■ **EXERCISE DESCRIPTION**
Find the word "really" in the listing; pull out each line holding it.
--------------------------------
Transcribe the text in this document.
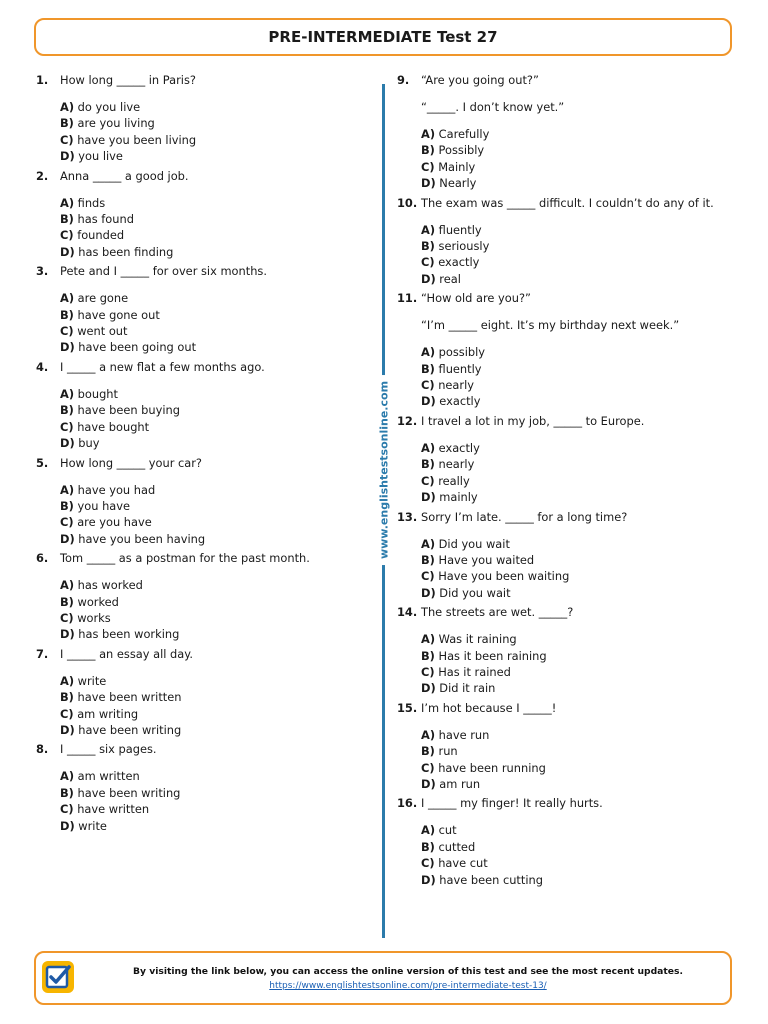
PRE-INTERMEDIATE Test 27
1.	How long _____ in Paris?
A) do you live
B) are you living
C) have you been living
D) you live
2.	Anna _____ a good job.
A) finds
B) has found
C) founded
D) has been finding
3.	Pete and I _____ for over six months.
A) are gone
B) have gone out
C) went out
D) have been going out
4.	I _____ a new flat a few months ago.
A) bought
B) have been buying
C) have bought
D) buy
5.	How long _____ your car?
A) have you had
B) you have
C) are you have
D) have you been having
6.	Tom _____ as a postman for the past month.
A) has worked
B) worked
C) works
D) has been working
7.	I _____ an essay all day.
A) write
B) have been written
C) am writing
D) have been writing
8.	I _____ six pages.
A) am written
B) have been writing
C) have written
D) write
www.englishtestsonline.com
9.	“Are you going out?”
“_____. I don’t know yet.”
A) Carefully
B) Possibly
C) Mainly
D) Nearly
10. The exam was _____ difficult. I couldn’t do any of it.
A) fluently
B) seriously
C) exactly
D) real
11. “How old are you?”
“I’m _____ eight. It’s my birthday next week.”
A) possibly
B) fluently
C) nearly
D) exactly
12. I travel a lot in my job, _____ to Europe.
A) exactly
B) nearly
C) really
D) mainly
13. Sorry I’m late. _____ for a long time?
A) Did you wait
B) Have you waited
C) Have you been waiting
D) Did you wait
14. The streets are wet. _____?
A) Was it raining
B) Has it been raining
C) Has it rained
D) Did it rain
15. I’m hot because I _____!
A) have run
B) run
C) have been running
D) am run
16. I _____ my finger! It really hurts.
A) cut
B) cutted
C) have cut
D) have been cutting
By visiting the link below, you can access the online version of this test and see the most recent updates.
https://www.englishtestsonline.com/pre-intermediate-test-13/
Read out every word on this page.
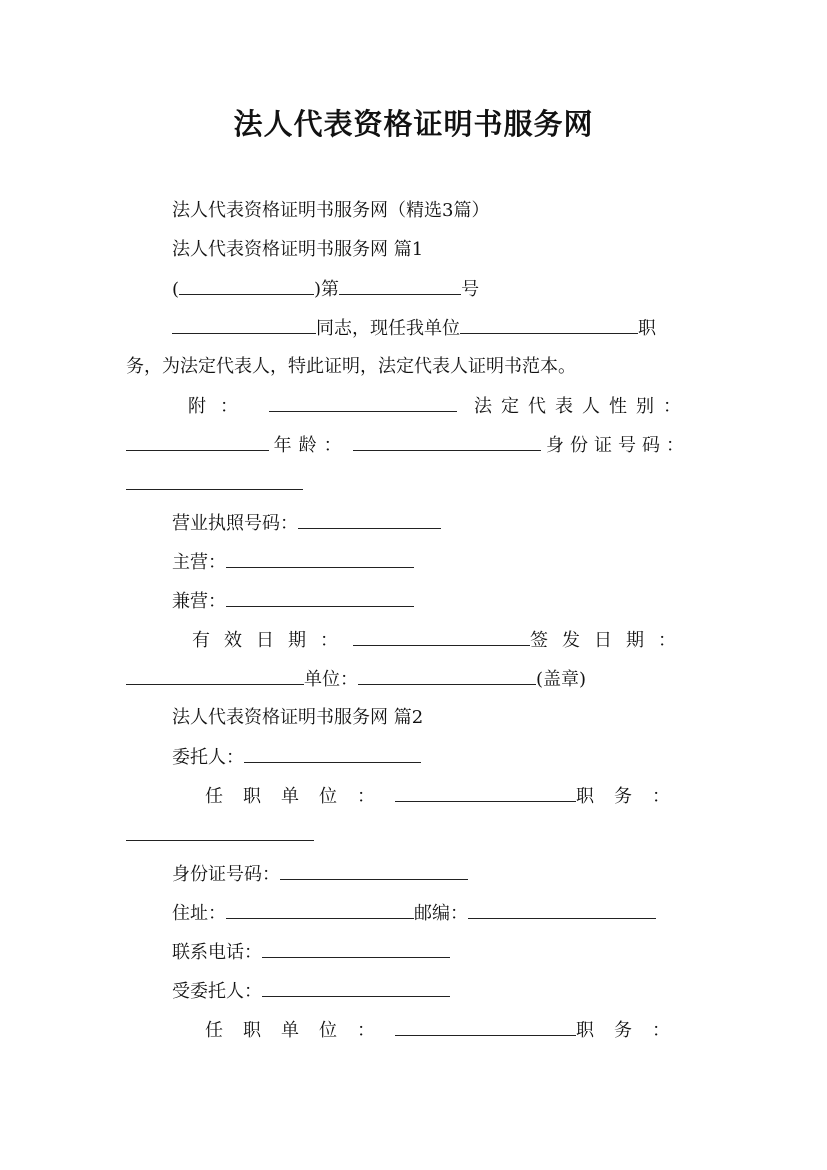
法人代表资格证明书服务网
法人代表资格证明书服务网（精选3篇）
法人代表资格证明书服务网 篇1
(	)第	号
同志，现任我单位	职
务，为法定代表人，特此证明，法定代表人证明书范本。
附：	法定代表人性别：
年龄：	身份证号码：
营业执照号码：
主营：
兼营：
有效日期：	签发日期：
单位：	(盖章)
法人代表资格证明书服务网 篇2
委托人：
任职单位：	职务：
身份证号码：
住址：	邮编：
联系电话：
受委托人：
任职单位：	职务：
--------------------------------
■ **SOLUTION TO THIS PROBLEM**
C) really
16. I _____ my finger! It really hurts.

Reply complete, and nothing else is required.